*SET TASK*
Lines containing the word "BHIST" are the ones to copy from the records below.
# start of PROVIDED DATA
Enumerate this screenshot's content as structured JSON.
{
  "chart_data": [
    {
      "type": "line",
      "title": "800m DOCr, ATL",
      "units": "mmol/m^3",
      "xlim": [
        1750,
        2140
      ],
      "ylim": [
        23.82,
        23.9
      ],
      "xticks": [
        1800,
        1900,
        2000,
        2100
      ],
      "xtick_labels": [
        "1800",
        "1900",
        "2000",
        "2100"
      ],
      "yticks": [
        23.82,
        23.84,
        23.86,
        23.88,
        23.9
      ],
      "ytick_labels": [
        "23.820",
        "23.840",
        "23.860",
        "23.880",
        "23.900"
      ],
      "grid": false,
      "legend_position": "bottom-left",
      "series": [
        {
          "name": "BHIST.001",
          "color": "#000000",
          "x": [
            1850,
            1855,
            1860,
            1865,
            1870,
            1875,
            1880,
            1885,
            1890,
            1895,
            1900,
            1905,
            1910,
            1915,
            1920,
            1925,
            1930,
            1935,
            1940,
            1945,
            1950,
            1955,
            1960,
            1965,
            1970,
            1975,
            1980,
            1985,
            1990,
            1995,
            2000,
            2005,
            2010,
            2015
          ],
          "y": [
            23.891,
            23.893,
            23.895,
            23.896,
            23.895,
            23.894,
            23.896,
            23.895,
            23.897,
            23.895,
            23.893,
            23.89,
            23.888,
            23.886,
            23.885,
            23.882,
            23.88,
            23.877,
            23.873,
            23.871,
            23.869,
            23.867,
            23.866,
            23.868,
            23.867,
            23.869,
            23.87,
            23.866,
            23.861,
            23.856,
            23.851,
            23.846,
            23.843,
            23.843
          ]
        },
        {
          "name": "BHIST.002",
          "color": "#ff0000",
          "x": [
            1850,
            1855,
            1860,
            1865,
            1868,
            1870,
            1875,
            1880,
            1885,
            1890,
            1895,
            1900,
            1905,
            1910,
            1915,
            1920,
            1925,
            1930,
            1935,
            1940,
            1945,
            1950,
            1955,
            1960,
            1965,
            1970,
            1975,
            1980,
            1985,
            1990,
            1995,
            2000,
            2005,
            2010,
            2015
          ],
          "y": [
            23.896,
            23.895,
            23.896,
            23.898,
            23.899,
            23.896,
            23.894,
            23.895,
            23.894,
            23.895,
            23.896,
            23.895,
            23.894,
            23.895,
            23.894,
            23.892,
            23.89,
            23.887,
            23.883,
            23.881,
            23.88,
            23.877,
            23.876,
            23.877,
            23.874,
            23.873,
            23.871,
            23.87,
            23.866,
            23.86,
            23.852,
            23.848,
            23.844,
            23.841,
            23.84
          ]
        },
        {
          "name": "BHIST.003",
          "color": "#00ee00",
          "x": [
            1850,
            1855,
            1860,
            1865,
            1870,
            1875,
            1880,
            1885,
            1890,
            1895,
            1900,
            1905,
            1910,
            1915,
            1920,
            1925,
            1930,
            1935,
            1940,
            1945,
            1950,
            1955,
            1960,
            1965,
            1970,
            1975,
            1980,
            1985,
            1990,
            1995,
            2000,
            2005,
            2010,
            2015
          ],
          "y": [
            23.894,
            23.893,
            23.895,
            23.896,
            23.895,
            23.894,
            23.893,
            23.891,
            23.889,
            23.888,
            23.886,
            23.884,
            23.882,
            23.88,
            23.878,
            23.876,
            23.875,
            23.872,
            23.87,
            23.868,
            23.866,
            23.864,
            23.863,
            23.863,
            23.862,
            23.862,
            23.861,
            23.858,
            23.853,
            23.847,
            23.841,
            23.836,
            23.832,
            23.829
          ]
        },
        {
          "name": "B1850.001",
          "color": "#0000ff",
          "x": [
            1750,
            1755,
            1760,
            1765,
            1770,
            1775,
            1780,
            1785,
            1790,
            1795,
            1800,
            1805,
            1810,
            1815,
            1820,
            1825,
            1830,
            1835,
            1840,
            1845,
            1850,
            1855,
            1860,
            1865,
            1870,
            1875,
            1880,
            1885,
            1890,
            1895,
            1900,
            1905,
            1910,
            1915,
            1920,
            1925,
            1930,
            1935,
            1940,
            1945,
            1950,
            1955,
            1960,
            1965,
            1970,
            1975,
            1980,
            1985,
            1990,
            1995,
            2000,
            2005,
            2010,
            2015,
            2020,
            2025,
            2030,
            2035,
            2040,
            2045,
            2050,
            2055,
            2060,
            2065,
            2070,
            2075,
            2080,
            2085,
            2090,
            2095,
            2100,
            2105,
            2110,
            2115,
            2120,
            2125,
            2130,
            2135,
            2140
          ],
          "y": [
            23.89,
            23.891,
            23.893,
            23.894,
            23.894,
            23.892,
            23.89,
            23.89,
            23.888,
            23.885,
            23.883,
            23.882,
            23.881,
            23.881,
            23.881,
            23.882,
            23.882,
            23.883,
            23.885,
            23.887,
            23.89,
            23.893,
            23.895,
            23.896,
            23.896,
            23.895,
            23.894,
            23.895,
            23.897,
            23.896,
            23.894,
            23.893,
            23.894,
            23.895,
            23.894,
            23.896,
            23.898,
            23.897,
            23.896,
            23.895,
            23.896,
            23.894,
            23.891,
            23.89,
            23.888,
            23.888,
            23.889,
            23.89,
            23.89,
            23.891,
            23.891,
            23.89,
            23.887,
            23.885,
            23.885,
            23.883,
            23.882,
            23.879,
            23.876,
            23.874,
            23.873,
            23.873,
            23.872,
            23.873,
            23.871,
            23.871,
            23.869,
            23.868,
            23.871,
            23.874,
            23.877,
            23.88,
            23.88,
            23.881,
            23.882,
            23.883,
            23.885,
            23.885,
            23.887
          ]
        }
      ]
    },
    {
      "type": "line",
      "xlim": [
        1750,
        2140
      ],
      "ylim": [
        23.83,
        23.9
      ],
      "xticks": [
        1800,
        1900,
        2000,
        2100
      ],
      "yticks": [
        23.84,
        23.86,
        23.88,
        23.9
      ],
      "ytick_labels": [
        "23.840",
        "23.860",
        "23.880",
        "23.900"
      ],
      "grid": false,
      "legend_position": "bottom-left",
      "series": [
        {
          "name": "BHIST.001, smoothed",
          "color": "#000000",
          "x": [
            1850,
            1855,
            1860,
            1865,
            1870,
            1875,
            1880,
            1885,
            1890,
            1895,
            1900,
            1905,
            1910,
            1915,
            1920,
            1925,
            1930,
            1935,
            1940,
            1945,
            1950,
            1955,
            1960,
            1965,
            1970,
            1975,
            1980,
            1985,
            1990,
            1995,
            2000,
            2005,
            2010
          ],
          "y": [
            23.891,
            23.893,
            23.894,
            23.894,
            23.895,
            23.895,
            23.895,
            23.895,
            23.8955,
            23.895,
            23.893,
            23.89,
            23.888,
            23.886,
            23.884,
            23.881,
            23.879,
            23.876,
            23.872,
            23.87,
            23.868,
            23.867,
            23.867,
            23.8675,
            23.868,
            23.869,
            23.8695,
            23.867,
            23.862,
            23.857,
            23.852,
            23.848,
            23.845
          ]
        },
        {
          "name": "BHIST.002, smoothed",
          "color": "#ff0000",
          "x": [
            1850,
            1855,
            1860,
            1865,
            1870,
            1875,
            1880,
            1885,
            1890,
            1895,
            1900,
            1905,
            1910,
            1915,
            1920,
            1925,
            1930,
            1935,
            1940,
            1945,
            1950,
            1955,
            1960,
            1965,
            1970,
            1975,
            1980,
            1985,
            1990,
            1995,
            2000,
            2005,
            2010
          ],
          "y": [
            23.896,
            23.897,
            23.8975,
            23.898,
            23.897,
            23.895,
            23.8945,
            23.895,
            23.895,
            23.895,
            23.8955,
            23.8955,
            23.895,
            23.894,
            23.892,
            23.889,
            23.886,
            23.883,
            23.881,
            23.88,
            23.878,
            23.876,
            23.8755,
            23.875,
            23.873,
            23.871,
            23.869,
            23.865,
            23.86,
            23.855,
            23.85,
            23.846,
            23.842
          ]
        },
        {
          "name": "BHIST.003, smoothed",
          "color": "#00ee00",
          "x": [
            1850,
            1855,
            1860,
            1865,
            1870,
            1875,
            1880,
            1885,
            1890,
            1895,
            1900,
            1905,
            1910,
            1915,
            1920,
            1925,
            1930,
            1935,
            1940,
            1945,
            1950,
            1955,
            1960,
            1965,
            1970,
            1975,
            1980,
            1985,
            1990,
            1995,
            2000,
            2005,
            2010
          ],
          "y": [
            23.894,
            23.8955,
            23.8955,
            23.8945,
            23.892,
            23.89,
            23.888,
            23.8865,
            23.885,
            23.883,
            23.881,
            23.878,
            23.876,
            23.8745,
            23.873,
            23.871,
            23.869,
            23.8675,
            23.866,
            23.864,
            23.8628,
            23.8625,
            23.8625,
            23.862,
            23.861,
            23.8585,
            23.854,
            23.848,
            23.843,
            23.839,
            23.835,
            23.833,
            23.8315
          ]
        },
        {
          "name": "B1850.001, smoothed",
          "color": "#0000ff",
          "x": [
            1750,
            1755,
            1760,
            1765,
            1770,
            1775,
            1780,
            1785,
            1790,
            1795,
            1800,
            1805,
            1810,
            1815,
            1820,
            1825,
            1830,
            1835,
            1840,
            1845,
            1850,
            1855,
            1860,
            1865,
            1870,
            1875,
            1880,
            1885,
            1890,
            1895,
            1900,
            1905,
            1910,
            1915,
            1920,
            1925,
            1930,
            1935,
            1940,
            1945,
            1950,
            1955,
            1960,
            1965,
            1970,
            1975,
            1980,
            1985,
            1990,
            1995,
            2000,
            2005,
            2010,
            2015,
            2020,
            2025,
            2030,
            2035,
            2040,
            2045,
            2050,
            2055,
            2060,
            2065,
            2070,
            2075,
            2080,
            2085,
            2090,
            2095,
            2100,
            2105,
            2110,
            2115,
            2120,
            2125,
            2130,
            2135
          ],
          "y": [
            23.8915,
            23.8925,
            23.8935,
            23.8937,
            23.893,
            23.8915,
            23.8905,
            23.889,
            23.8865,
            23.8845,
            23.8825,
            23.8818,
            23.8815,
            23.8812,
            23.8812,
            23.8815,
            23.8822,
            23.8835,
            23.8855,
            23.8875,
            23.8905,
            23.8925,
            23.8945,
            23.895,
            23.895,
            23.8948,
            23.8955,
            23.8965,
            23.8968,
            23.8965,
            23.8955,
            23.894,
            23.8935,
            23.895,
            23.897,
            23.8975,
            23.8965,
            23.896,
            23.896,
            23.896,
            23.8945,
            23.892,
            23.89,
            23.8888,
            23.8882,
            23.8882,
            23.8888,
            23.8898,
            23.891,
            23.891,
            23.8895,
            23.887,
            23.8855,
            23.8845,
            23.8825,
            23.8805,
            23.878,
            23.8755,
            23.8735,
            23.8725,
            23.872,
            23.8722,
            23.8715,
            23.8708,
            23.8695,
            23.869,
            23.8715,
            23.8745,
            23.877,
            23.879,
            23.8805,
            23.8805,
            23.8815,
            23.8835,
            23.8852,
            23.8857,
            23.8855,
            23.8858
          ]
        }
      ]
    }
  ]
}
# end of PROVIDED DATA
*ANSWER IN FULL*
          "name": "BHIST.001",
          "name": "BHIST.002",
          "name": "BHIST.003",
          "name": "BHIST.001, smoothed",
          "name": "BHIST.002, smoothed",
          "name": "BHIST.003, smoothed",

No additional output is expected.